Task directions => Your job is to restate each entry word for word.
───
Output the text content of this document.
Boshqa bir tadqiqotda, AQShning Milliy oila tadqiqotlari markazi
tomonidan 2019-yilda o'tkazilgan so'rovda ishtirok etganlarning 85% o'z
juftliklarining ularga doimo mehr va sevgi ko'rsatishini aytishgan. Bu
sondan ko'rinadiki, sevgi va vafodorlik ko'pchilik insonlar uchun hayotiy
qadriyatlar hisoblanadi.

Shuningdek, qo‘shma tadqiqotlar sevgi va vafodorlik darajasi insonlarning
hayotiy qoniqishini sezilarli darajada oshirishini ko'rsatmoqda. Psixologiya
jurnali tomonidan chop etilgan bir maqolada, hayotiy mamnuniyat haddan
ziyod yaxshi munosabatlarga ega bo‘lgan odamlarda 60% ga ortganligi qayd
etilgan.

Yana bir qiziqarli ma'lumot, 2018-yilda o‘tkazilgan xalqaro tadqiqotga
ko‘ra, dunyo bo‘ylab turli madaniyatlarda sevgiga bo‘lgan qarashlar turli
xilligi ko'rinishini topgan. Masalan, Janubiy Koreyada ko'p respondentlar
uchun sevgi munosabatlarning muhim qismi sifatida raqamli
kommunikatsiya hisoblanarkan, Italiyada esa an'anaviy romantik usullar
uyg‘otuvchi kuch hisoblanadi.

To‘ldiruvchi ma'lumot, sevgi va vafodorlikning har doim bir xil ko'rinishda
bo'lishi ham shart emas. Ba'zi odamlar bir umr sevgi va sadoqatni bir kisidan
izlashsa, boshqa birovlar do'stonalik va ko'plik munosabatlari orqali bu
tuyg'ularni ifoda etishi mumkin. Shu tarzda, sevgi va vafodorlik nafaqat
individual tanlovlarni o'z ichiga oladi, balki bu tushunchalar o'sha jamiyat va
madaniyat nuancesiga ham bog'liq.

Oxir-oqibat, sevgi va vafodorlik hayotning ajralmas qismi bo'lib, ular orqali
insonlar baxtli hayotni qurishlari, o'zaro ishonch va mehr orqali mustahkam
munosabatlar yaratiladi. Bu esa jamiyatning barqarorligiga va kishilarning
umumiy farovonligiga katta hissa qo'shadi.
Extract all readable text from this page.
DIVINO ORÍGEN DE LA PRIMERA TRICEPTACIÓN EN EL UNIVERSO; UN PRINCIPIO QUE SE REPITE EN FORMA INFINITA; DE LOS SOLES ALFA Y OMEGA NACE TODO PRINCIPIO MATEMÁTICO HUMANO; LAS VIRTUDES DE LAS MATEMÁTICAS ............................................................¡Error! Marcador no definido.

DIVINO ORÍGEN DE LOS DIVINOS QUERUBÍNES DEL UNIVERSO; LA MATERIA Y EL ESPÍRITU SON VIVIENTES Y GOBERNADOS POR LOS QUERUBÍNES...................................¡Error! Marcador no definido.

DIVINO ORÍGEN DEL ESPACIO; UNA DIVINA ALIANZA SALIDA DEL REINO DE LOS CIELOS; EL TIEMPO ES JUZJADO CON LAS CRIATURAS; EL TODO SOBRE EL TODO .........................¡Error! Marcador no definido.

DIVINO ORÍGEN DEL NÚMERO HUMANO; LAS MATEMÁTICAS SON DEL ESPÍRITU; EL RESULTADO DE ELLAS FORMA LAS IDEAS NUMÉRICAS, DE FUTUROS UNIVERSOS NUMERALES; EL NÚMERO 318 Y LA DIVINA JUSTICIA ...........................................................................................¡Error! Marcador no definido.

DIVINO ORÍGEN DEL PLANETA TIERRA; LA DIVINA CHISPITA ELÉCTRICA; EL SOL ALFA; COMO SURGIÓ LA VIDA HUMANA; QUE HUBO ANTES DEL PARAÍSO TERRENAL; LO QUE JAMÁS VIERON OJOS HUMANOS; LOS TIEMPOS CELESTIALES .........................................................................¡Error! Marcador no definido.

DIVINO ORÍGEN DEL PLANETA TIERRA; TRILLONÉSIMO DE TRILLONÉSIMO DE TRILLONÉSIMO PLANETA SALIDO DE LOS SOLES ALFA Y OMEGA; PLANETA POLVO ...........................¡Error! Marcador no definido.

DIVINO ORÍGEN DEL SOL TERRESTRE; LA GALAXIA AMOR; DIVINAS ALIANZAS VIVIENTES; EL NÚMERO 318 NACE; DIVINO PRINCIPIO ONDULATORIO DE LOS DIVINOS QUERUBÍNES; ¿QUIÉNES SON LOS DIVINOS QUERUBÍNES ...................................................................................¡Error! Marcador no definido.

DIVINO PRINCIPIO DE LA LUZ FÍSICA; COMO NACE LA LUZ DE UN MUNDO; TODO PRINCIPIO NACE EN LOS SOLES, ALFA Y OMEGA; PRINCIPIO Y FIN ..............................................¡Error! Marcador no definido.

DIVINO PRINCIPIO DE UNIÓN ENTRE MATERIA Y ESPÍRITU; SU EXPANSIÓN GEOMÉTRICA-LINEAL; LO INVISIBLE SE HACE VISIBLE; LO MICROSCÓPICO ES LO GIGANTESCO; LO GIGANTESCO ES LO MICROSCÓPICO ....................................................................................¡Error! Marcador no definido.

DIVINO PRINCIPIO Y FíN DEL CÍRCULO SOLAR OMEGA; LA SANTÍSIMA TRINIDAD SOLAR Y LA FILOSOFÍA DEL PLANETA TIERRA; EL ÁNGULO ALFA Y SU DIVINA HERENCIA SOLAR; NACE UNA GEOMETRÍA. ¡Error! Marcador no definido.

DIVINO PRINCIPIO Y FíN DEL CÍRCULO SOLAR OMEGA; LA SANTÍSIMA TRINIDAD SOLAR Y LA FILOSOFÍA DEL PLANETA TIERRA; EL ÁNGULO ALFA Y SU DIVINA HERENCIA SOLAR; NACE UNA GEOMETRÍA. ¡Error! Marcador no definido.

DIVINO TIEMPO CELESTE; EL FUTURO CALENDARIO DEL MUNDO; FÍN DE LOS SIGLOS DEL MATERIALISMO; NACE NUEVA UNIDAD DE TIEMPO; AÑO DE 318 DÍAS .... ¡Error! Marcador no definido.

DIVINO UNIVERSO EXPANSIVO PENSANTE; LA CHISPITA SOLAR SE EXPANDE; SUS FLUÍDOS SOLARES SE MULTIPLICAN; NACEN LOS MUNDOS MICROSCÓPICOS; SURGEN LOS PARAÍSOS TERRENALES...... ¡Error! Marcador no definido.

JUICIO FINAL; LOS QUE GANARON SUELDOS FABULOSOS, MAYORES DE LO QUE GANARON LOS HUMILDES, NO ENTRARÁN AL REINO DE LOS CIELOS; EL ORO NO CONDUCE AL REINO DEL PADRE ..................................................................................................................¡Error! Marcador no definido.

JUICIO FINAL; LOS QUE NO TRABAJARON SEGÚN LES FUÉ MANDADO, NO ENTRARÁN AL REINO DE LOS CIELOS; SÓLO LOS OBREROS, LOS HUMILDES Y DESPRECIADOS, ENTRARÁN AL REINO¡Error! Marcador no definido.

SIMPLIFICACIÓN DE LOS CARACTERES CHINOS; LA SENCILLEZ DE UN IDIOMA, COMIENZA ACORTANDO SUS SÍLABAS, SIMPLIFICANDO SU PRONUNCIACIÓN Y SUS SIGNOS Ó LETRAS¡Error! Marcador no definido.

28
───
Task answer =>
Output the text content of this document.
Boshqa bir tadqiqotda, AQShning Milliy oila tadqiqotlari markazi
tomonidan 2019-yilda o'tkazilgan so'rovda ishtirok etganlarning 85% o'z
juftliklarining ularga doimo mehr va sevgi ko'rsatishini aytishgan. Bu
sondan ko'rinadiki, sevgi va vafodorlik ko'pchilik insonlar uchun hayotiy
qadriyatlar hisoblanadi.

Shuningdek, qo‘shma tadqiqotlar sevgi va vafodorlik darajasi insonlarning
hayotiy qoniqishini sezilarli darajada oshirishini ko'rsatmoqda. Psixologiya
jurnali tomonidan chop etilgan bir maqolada, hayotiy mamnuniyat haddan
ziyod yaxshi munosabatlarga ega bo‘lgan odamlarda 60% ga ortganligi qayd
etilgan.

Yana bir qiziqarli ma'lumot, 2018-yilda o‘tkazilgan xalqaro tadqiqotga
ko‘ra, dunyo bo‘ylab turli madaniyatlarda sevgiga bo‘lgan qarashlar turli
xilligi ko'rinishini topgan. Masalan, Janubiy Koreyada ko'p respondentlar
uchun sevgi munosabatlarning muhim qismi sifatida raqamli
kommunikatsiya hisoblanarkan, Italiyada esa an'anaviy romantik usullar
uyg‘otuvchi kuch hisoblanadi.

To‘ldiruvchi ma'lumot, sevgi va vafodorlikning har doim bir xil ko'rinishda
bo'lishi ham shart emas. Ba'zi odamlar bir umr sevgi va sadoqatni bir kisidan
izlashsa, boshqa birovlar do'stonalik va ko'plik munosabatlari orqali bu
tuyg'ularni ifoda etishi mumkin. Shu tarzda, sevgi va vafodorlik nafaqat
individual tanlovlarni o'z ichiga oladi, balki bu tushunchalar o'sha jamiyat va
madaniyat nuancesiga ham bog'liq.

Oxir-oqibat, sevgi va vafodorlik hayotning ajralmas qismi bo'lib, ular orqali
insonlar baxtli hayotni qurishlari, o'zaro ishonch va mehr orqali mustahkam
munosabatlar yaratiladi. Bu esa jamiyatning barqarorligiga va kishilarning
umumiy farovonligiga katta hissa qo'shadi.
Extract all readable text from this page.
DIVINO ORÍGEN DE LA PRIMERA TRICEPTACIÓN EN EL UNIVERSO; UN PRINCIPIO QUE SE REPITE EN FORMA INFINITA; DE LOS SOLES ALFA Y OMEGA NACE TODO PRINCIPIO MATEMÁTICO HUMANO; LAS VIRTUDES DE LAS MATEMÁTICAS ............................................................¡Error! Marcador no definido.

DIVINO ORÍGEN DE LOS DIVINOS QUERUBÍNES DEL UNIVERSO; LA MATERIA Y EL ESPÍRITU SON VIVIENTES Y GOBERNADOS POR LOS QUERUBÍNES...................................¡Error! Marcador no definido.

DIVINO ORÍGEN DEL ESPACIO; UNA DIVINA ALIANZA SALIDA DEL REINO DE LOS CIELOS; EL TIEMPO ES JUZJADO CON LAS CRIATURAS; EL TODO SOBRE EL TODO .........................¡Error! Marcador no definido.

DIVINO ORÍGEN DEL NÚMERO HUMANO; LAS MATEMÁTICAS SON DEL ESPÍRITU; EL RESULTADO DE ELLAS FORMA LAS IDEAS NUMÉRICAS, DE FUTUROS UNIVERSOS NUMERALES; EL NÚMERO 318 Y LA DIVINA JUSTICIA ...........................................................................................¡Error! Marcador no definido.

DIVINO ORÍGEN DEL PLANETA TIERRA; LA DIVINA CHISPITA ELÉCTRICA; EL SOL ALFA; COMO SURGIÓ LA VIDA HUMANA; QUE HUBO ANTES DEL PARAÍSO TERRENAL; LO QUE JAMÁS VIERON OJOS HUMANOS; LOS TIEMPOS CELESTIALES .........................................................................¡Error! Marcador no definido.

DIVINO ORÍGEN DEL PLANETA TIERRA; TRILLONÉSIMO DE TRILLONÉSIMO DE TRILLONÉSIMO PLANETA SALIDO DE LOS SOLES ALFA Y OMEGA; PLANETA POLVO ...........................¡Error! Marcador no definido.

DIVINO ORÍGEN DEL SOL TERRESTRE; LA GALAXIA AMOR; DIVINAS ALIANZAS VIVIENTES; EL NÚMERO 318 NACE; DIVINO PRINCIPIO ONDULATORIO DE LOS DIVINOS QUERUBÍNES; ¿QUIÉNES SON LOS DIVINOS QUERUBÍNES ...................................................................................¡Error! Marcador no definido.

DIVINO PRINCIPIO DE LA LUZ FÍSICA; COMO NACE LA LUZ DE UN MUNDO; TODO PRINCIPIO NACE EN LOS SOLES, ALFA Y OMEGA; PRINCIPIO Y FIN ..............................................¡Error! Marcador no definido.

DIVINO PRINCIPIO DE UNIÓN ENTRE MATERIA Y ESPÍRITU; SU EXPANSIÓN GEOMÉTRICA-LINEAL; LO INVISIBLE SE HACE VISIBLE; LO MICROSCÓPICO ES LO GIGANTESCO; LO GIGANTESCO ES LO MICROSCÓPICO ....................................................................................¡Error! Marcador no definido.

DIVINO PRINCIPIO Y FíN DEL CÍRCULO SOLAR OMEGA; LA SANTÍSIMA TRINIDAD SOLAR Y LA FILOSOFÍA DEL PLANETA TIERRA; EL ÁNGULO ALFA Y SU DIVINA HERENCIA SOLAR; NACE UNA GEOMETRÍA. ¡Error! Marcador no definido.

DIVINO PRINCIPIO Y FíN DEL CÍRCULO SOLAR OMEGA; LA SANTÍSIMA TRINIDAD SOLAR Y LA FILOSOFÍA DEL PLANETA TIERRA; EL ÁNGULO ALFA Y SU DIVINA HERENCIA SOLAR; NACE UNA GEOMETRÍA. ¡Error! Marcador no definido.

DIVINO TIEMPO CELESTE; EL FUTURO CALENDARIO DEL MUNDO; FÍN DE LOS SIGLOS DEL MATERIALISMO; NACE NUEVA UNIDAD DE TIEMPO; AÑO DE 318 DÍAS .... ¡Error! Marcador no definido.

DIVINO UNIVERSO EXPANSIVO PENSANTE; LA CHISPITA SOLAR SE EXPANDE; SUS FLUÍDOS SOLARES SE MULTIPLICAN; NACEN LOS MUNDOS MICROSCÓPICOS; SURGEN LOS PARAÍSOS TERRENALES...... ¡Error! Marcador no definido.

JUICIO FINAL; LOS QUE GANARON SUELDOS FABULOSOS, MAYORES DE LO QUE GANARON LOS HUMILDES, NO ENTRARÁN AL REINO DE LOS CIELOS; EL ORO NO CONDUCE AL REINO DEL PADRE ..................................................................................................................¡Error! Marcador no definido.

JUICIO FINAL; LOS QUE NO TRABAJARON SEGÚN LES FUÉ MANDADO, NO ENTRARÁN AL REINO DE LOS CIELOS; SÓLO LOS OBREROS, LOS HUMILDES Y DESPRECIADOS, ENTRARÁN AL REINO¡Error! Marcador no definido.

SIMPLIFICACIÓN DE LOS CARACTERES CHINOS; LA SENCILLEZ DE UN IDIOMA, COMIENZA ACORTANDO SUS SÍLABAS, SIMPLIFICANDO SU PRONUNCIACIÓN Y SUS SIGNOS Ó LETRAS¡Error! Marcador no definido.

28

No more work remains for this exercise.